Material provided:

================================

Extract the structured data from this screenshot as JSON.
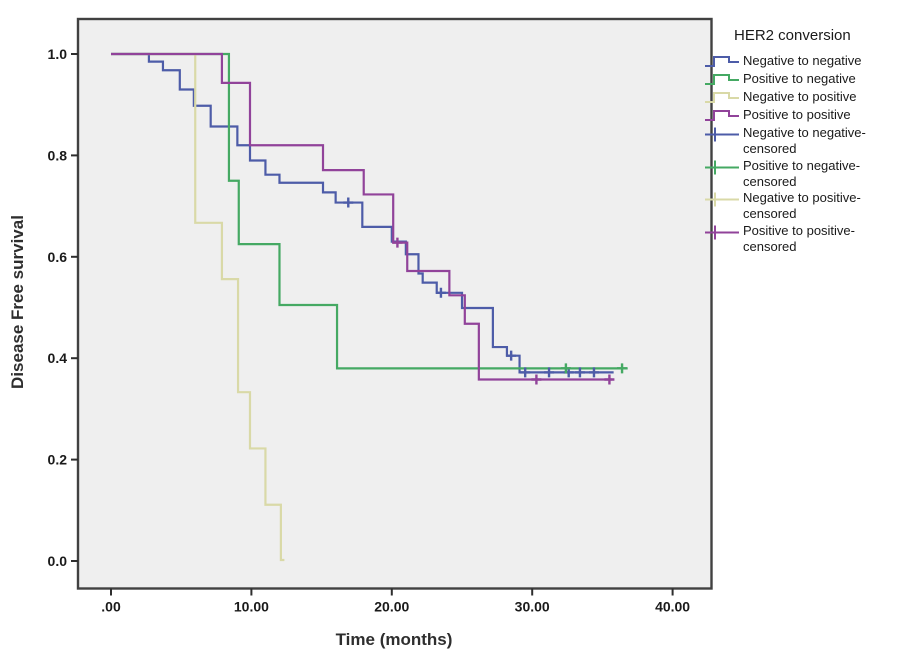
{
  "figure": {
    "x_axis_title": "Time (months)",
    "y_axis_title": "Disease Free survival"
  },
  "chart_data": {
    "type": "line",
    "subtype": "kaplan_meier_step_survival",
    "title": "",
    "xlabel": "Time (months)",
    "ylabel": "Disease Free survival",
    "xlim": [
      0,
      40
    ],
    "ylim": [
      0.0,
      1.0
    ],
    "grid": false,
    "plot_bg": "#efefef",
    "frame_color": "#414141",
    "x_ticks": [
      {
        "v": 0,
        "label": ".00"
      },
      {
        "v": 10,
        "label": "10.00"
      },
      {
        "v": 20,
        "label": "20.00"
      },
      {
        "v": 30,
        "label": "30.00"
      },
      {
        "v": 40,
        "label": "40.00"
      }
    ],
    "y_ticks": [
      {
        "v": 0.0,
        "label": "0.0"
      },
      {
        "v": 0.2,
        "label": "0.2"
      },
      {
        "v": 0.4,
        "label": "0.4"
      },
      {
        "v": 0.6,
        "label": "0.6"
      },
      {
        "v": 0.8,
        "label": "0.8"
      },
      {
        "v": 1.0,
        "label": "1.0"
      }
    ],
    "legend": {
      "title": "HER2 conversion",
      "position": "right",
      "items": [
        {
          "label": "Negative to negative",
          "type": "step",
          "color": "#4d5ca8"
        },
        {
          "label": "Positive to negative",
          "type": "step",
          "color": "#45a963"
        },
        {
          "label": "Negative to positive",
          "type": "step",
          "color": "#d9d9a7"
        },
        {
          "label": "Positive to positive",
          "type": "step",
          "color": "#91439a"
        },
        {
          "label": "Negative to negative-censored",
          "type": "censored",
          "color": "#4d5ca8"
        },
        {
          "label": "Positive to negative-censored",
          "type": "censored",
          "color": "#45a963"
        },
        {
          "label": "Negative to positive-censored",
          "type": "censored",
          "color": "#d9d9a7"
        },
        {
          "label": "Positive to positive-censored",
          "type": "censored",
          "color": "#91439a"
        }
      ]
    },
    "series": [
      {
        "name": "Negative to negative",
        "color": "#4d5ca8",
        "start_survival": 1.0,
        "steps": [
          [
            2.7,
            0.985
          ],
          [
            3.7,
            0.968
          ],
          [
            4.9,
            0.93
          ],
          [
            5.9,
            0.898
          ],
          [
            7.1,
            0.857
          ],
          [
            9.0,
            0.82
          ],
          [
            9.9,
            0.79
          ],
          [
            11.0,
            0.762
          ],
          [
            12.0,
            0.746
          ],
          [
            15.1,
            0.727
          ],
          [
            16.0,
            0.707
          ],
          [
            17.9,
            0.659
          ],
          [
            20.0,
            0.63
          ],
          [
            21.0,
            0.605
          ],
          [
            21.9,
            0.567
          ],
          [
            22.2,
            0.549
          ],
          [
            23.2,
            0.529
          ],
          [
            25.0,
            0.499
          ],
          [
            27.2,
            0.422
          ],
          [
            28.2,
            0.405
          ],
          [
            29.1,
            0.372
          ]
        ],
        "end_time": 35.8,
        "censors": [
          [
            16.9,
            0.707
          ],
          [
            23.5,
            0.529
          ],
          [
            28.5,
            0.405
          ],
          [
            29.5,
            0.372
          ],
          [
            31.2,
            0.372
          ],
          [
            32.6,
            0.372
          ],
          [
            33.4,
            0.372
          ],
          [
            34.4,
            0.372
          ]
        ]
      },
      {
        "name": "Positive to negative",
        "color": "#45a963",
        "start_survival": 1.0,
        "steps": [
          [
            8.4,
            0.75
          ],
          [
            9.1,
            0.625
          ],
          [
            12.0,
            0.505
          ],
          [
            16.1,
            0.38
          ]
        ],
        "end_time": 36.8,
        "censors": [
          [
            32.4,
            0.38
          ],
          [
            36.4,
            0.38
          ]
        ]
      },
      {
        "name": "Negative to positive",
        "color": "#d9d9a7",
        "start_survival": 1.0,
        "steps": [
          [
            6.0,
            0.667
          ],
          [
            7.9,
            0.556
          ],
          [
            9.05,
            0.333
          ],
          [
            9.9,
            0.222
          ],
          [
            11.0,
            0.111
          ],
          [
            12.1,
            0.002
          ]
        ],
        "end_time": 12.35,
        "censors": []
      },
      {
        "name": "Positive to positive",
        "color": "#91439a",
        "start_survival": 1.0,
        "steps": [
          [
            7.9,
            0.943
          ],
          [
            9.9,
            0.82
          ],
          [
            15.1,
            0.771
          ],
          [
            18.0,
            0.723
          ],
          [
            20.1,
            0.628
          ],
          [
            21.1,
            0.572
          ],
          [
            24.1,
            0.524
          ],
          [
            25.2,
            0.468
          ],
          [
            26.2,
            0.358
          ]
        ],
        "end_time": 35.7,
        "censors": [
          [
            20.4,
            0.628
          ],
          [
            30.3,
            0.358
          ],
          [
            35.5,
            0.358
          ]
        ]
      }
    ]
  }
}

================================

Each entry shown above must be quoted exactly, with its pictures left out.

Extract the structured data from this screenshot as JSON.
{
  "figure": {
    "x_axis_title": "Time (months)",
    "y_axis_title": "Disease Free survival"
  },
  "chart_data": {
    "type": "line",
    "subtype": "kaplan_meier_step_survival",
    "title": "",
    "xlabel": "Time (months)",
    "ylabel": "Disease Free survival",
    "xlim": [
      0,
      40
    ],
    "ylim": [
      0.0,
      1.0
    ],
    "grid": false,
    "plot_bg": "#efefef",
    "frame_color": "#414141",
    "x_ticks": [
      {
        "v": 0,
        "label": ".00"
      },
      {
        "v": 10,
        "label": "10.00"
      },
      {
        "v": 20,
        "label": "20.00"
      },
      {
        "v": 30,
        "label": "30.00"
      },
      {
        "v": 40,
        "label": "40.00"
      }
    ],
    "y_ticks": [
      {
        "v": 0.0,
        "label": "0.0"
      },
      {
        "v": 0.2,
        "label": "0.2"
      },
      {
        "v": 0.4,
        "label": "0.4"
      },
      {
        "v": 0.6,
        "label": "0.6"
      },
      {
        "v": 0.8,
        "label": "0.8"
      },
      {
        "v": 1.0,
        "label": "1.0"
      }
    ],
    "legend": {
      "title": "HER2 conversion",
      "position": "right",
      "items": [
        {
          "label": "Negative to negative",
          "type": "step",
          "color": "#4d5ca8"
        },
        {
          "label": "Positive to negative",
          "type": "step",
          "color": "#45a963"
        },
        {
          "label": "Negative to positive",
          "type": "step",
          "color": "#d9d9a7"
        },
        {
          "label": "Positive to positive",
          "type": "step",
          "color": "#91439a"
        },
        {
          "label": "Negative to negative-censored",
          "type": "censored",
          "color": "#4d5ca8"
        },
        {
          "label": "Positive to negative-censored",
          "type": "censored",
          "color": "#45a963"
        },
        {
          "label": "Negative to positive-censored",
          "type": "censored",
          "color": "#d9d9a7"
        },
        {
          "label": "Positive to positive-censored",
          "type": "censored",
          "color": "#91439a"
        }
      ]
    },
    "series": [
      {
        "name": "Negative to negative",
        "color": "#4d5ca8",
        "start_survival": 1.0,
        "steps": [
          [
            2.7,
            0.985
          ],
          [
            3.7,
            0.968
          ],
          [
            4.9,
            0.93
          ],
          [
            5.9,
            0.898
          ],
          [
            7.1,
            0.857
          ],
          [
            9.0,
            0.82
          ],
          [
            9.9,
            0.79
          ],
          [
            11.0,
            0.762
          ],
          [
            12.0,
            0.746
          ],
          [
            15.1,
            0.727
          ],
          [
            16.0,
            0.707
          ],
          [
            17.9,
            0.659
          ],
          [
            20.0,
            0.63
          ],
          [
            21.0,
            0.605
          ],
          [
            21.9,
            0.567
          ],
          [
            22.2,
            0.549
          ],
          [
            23.2,
            0.529
          ],
          [
            25.0,
            0.499
          ],
          [
            27.2,
            0.422
          ],
          [
            28.2,
            0.405
          ],
          [
            29.1,
            0.372
          ]
        ],
        "end_time": 35.8,
        "censors": [
          [
            16.9,
            0.707
          ],
          [
            23.5,
            0.529
          ],
          [
            28.5,
            0.405
          ],
          [
            29.5,
            0.372
          ],
          [
            31.2,
            0.372
          ],
          [
            32.6,
            0.372
          ],
          [
            33.4,
            0.372
          ],
          [
            34.4,
            0.372
          ]
        ]
      },
      {
        "name": "Positive to negative",
        "color": "#45a963",
        "start_survival": 1.0,
        "steps": [
          [
            8.4,
            0.75
          ],
          [
            9.1,
            0.625
          ],
          [
            12.0,
            0.505
          ],
          [
            16.1,
            0.38
          ]
        ],
        "end_time": 36.8,
        "censors": [
          [
            32.4,
            0.38
          ],
          [
            36.4,
            0.38
          ]
        ]
      },
      {
        "name": "Negative to positive",
        "color": "#d9d9a7",
        "start_survival": 1.0,
        "steps": [
          [
            6.0,
            0.667
          ],
          [
            7.9,
            0.556
          ],
          [
            9.05,
            0.333
          ],
          [
            9.9,
            0.222
          ],
          [
            11.0,
            0.111
          ],
          [
            12.1,
            0.002
          ]
        ],
        "end_time": 12.35,
        "censors": []
      },
      {
        "name": "Positive to positive",
        "color": "#91439a",
        "start_survival": 1.0,
        "steps": [
          [
            7.9,
            0.943
          ],
          [
            9.9,
            0.82
          ],
          [
            15.1,
            0.771
          ],
          [
            18.0,
            0.723
          ],
          [
            20.1,
            0.628
          ],
          [
            21.1,
            0.572
          ],
          [
            24.1,
            0.524
          ],
          [
            25.2,
            0.468
          ],
          [
            26.2,
            0.358
          ]
        ],
        "end_time": 35.7,
        "censors": [
          [
            20.4,
            0.628
          ],
          [
            30.3,
            0.358
          ],
          [
            35.5,
            0.358
          ]
        ]
      }
    ]
  }
}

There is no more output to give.